Copy all lines below exactly as written. Leave pictures out.

═══ Recorded data

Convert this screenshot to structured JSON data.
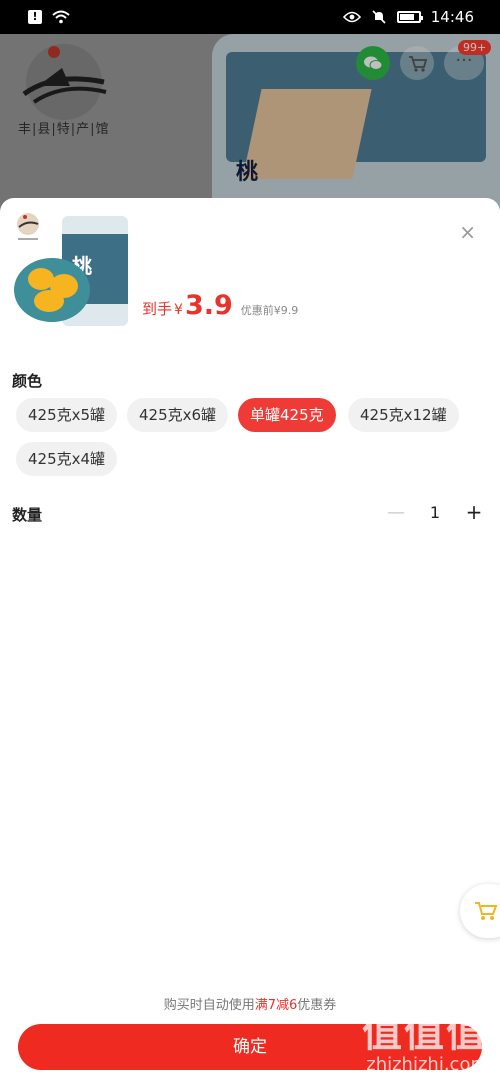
{
  "status_bar": {
    "time": "14:46",
    "alert_glyph": "!"
  },
  "background": {
    "logo_text": "丰|县|特|产|馆",
    "badge": "99+",
    "more_glyph": "···",
    "product_brand": "桃"
  },
  "sheet": {
    "close_glyph": "×",
    "price": {
      "prefix": "到手",
      "symbol": "¥",
      "value": "3.9",
      "original": "优惠前¥9.9"
    },
    "color_section": {
      "title": "颜色",
      "options": [
        {
          "label": "425克x5罐",
          "selected": false
        },
        {
          "label": "425克x6罐",
          "selected": false
        },
        {
          "label": "单罐425克",
          "selected": true
        },
        {
          "label": "425克x12罐",
          "selected": false
        },
        {
          "label": "425克x4罐",
          "selected": false
        }
      ]
    },
    "quantity": {
      "label": "数量",
      "minus": "—",
      "value": "1",
      "plus": "+"
    },
    "coupon_note": {
      "before": "购买时自动使用",
      "highlight": "满7减6",
      "after": "优惠券"
    },
    "confirm_label": "确定",
    "watermark": {
      "big": "值值值",
      "small": "zhizhizhi.com"
    }
  },
  "colors": {
    "accent": "#ef3b36",
    "confirm": "#ef2b21",
    "wechat": "#2dbb47",
    "cart_icon": "#f6b520"
  }
}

══════

> **The answer**
Convert this screenshot to structured JSON data.
{
  "status_bar": {
    "time": "14:46",
    "alert_glyph": "!"
  },
  "background": {
    "logo_text": "丰|县|特|产|馆",
    "badge": "99+",
    "more_glyph": "···",
    "product_brand": "桃"
  },
  "sheet": {
    "close_glyph": "×",
    "price": {
      "prefix": "到手",
      "symbol": "¥",
      "value": "3.9",
      "original": "优惠前¥9.9"
    },
    "color_section": {
      "title": "颜色",
      "options": [
        {
          "label": "425克x5罐",
          "selected": false
        },
        {
          "label": "425克x6罐",
          "selected": false
        },
        {
          "label": "单罐425克",
          "selected": true
        },
        {
          "label": "425克x12罐",
          "selected": false
        },
        {
          "label": "425克x4罐",
          "selected": false
        }
      ]
    },
    "quantity": {
      "label": "数量",
      "minus": "—",
      "value": "1",
      "plus": "+"
    },
    "coupon_note": {
      "before": "购买时自动使用",
      "highlight": "满7减6",
      "after": "优惠券"
    },
    "confirm_label": "确定",
    "watermark": {
      "big": "值值值",
      "small": "zhizhizhi.com"
    }
  },
  "colors": {
    "accent": "#ef3b36",
    "confirm": "#ef2b21",
    "wechat": "#2dbb47",
    "cart_icon": "#f6b520"
  }
}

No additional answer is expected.